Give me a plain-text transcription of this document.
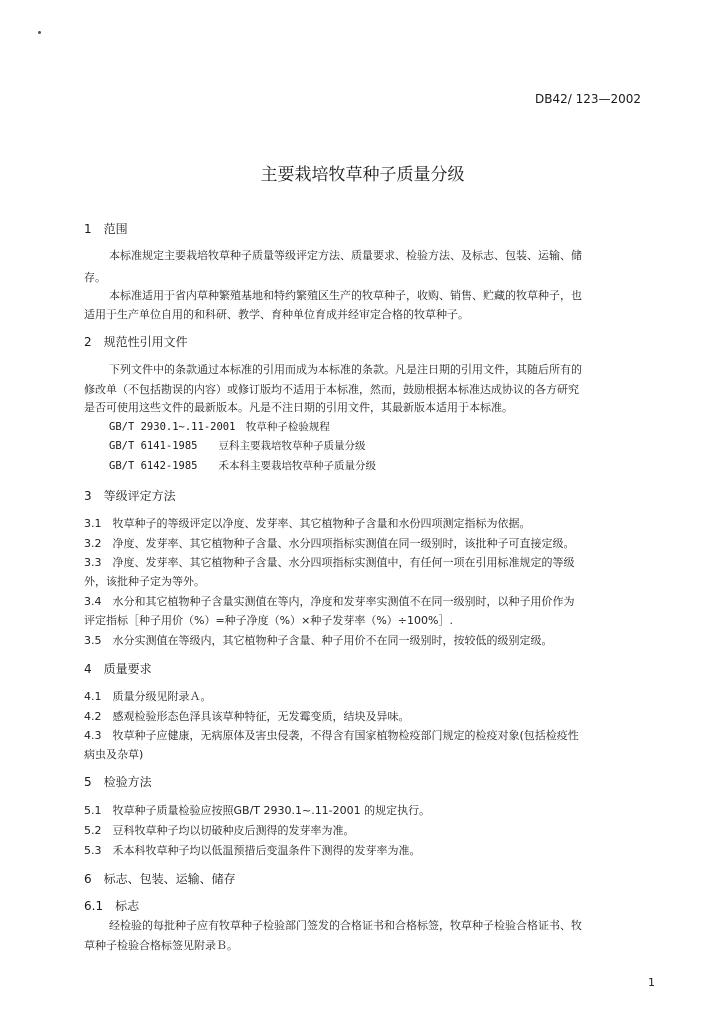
DB42/ 123—2002
主要栽培牧草种子质量分级
1　范围
本标准规定主要栽培牧草种子质量等级评定方法、质量要求、检验方法、及标志、包装、运输、储
存。
本标准适用于省内草种繁殖基地和特约繁殖区生产的牧草种子，收购、销售、贮藏的牧草种子，也
适用于生产单位自用的和科研、教学、育种单位育成并经审定合格的牧草种子。
2　规范性引用文件
下列文件中的条款通过本标准的引用而成为本标准的条款。凡是注日期的引用文件，其随后所有的
修改单（不包括勘误的内容）或修订版均不适用于本标准，然而，鼓励根据本标准达成协议的各方研究
是否可使用这些文件的最新版本。凡是不注日期的引用文件，其最新版本适用于本标准。
GB/T 2930.1~.11-2001　牧草种子检验规程
GB/T 6141-1985　　豆科主要栽培牧草种子质量分级
GB/T 6142-1985　　禾本科主要栽培牧草种子质量分级
3　等级评定方法
3.1　牧草种子的等级评定以净度、发芽率、其它植物种子含量和水份四项测定指标为依据。
3.2　净度、发芽率、其它植物种子含量、水分四项指标实测值在同一级别时，该批种子可直接定级。
3.3　净度、发芽率、其它植物种子含量、水分四项指标实测值中，有任何一项在引用标准规定的等级
外，该批种子定为等外。
3.4　水分和其它植物种子含量实测值在等内，净度和发芽率实测值不在同一级别时，以种子用价作为
评定指标［种子用价（%）=种子净度（%）×种子发芽率（%）÷100%］.
3.5　水分实测值在等级内，其它植物种子含量、种子用价不在同一级别时，按较低的级别定级。
4　质量要求
4.1　质量分级见附录Ａ。
4.2　感观检验形态色泽具该草种特征，无发霉变质，结块及异味。
4.3　牧草种子应健康，无病原体及害虫侵袭，不得含有国家植物检疫部门规定的检疫对象(包括检疫性
病虫及杂草)
5　检验方法
5.1　牧草种子质量检验应按照GB/T 2930.1~.11-2001 的规定执行。
5.2　豆科牧草种子均以切破种皮后测得的发芽率为准。
5.3　禾本科牧草种子均以低温预措后变温条件下测得的发芽率为准。
6　标志、包装、运输、储存
6.1　标志
经检验的每批种子应有牧草种子检验部门签发的合格证书和合格标签，牧草种子检验合格证书、牧
草种子检验合格标签见附录Ｂ。
1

━━━━━━

Every entry must be transcribed exactly. Pictures do not belong in the copy.

TASK RESPONSE:
Give me a plain-text transcription of this document.
DB42/ 123—2002
主要栽培牧草种子质量分级
1　范围
本标准规定主要栽培牧草种子质量等级评定方法、质量要求、检验方法、及标志、包装、运输、储
存。
本标准适用于省内草种繁殖基地和特约繁殖区生产的牧草种子，收购、销售、贮藏的牧草种子，也
适用于生产单位自用的和科研、教学、育种单位育成并经审定合格的牧草种子。
2　规范性引用文件
下列文件中的条款通过本标准的引用而成为本标准的条款。凡是注日期的引用文件，其随后所有的
修改单（不包括勘误的内容）或修订版均不适用于本标准，然而，鼓励根据本标准达成协议的各方研究
是否可使用这些文件的最新版本。凡是不注日期的引用文件，其最新版本适用于本标准。
GB/T 2930.1~.11-2001　牧草种子检验规程
GB/T 6141-1985　　豆科主要栽培牧草种子质量分级
GB/T 6142-1985　　禾本科主要栽培牧草种子质量分级
3　等级评定方法
3.1　牧草种子的等级评定以净度、发芽率、其它植物种子含量和水份四项测定指标为依据。
3.2　净度、发芽率、其它植物种子含量、水分四项指标实测值在同一级别时，该批种子可直接定级。
3.3　净度、发芽率、其它植物种子含量、水分四项指标实测值中，有任何一项在引用标准规定的等级
外，该批种子定为等外。
3.4　水分和其它植物种子含量实测值在等内，净度和发芽率实测值不在同一级别时，以种子用价作为
评定指标［种子用价（%）=种子净度（%）×种子发芽率（%）÷100%］.
3.5　水分实测值在等级内，其它植物种子含量、种子用价不在同一级别时，按较低的级别定级。
4　质量要求
4.1　质量分级见附录Ａ。
4.2　感观检验形态色泽具该草种特征，无发霉变质，结块及异味。
4.3　牧草种子应健康，无病原体及害虫侵袭，不得含有国家植物检疫部门规定的检疫对象(包括检疫性
病虫及杂草)
5　检验方法
5.1　牧草种子质量检验应按照GB/T 2930.1~.11-2001 的规定执行。
5.2　豆科牧草种子均以切破种皮后测得的发芽率为准。
5.3　禾本科牧草种子均以低温预措后变温条件下测得的发芽率为准。
6　标志、包装、运输、储存
6.1　标志
经检验的每批种子应有牧草种子检验部门签发的合格证书和合格标签，牧草种子检验合格证书、牧
草种子检验合格标签见附录Ｂ。
1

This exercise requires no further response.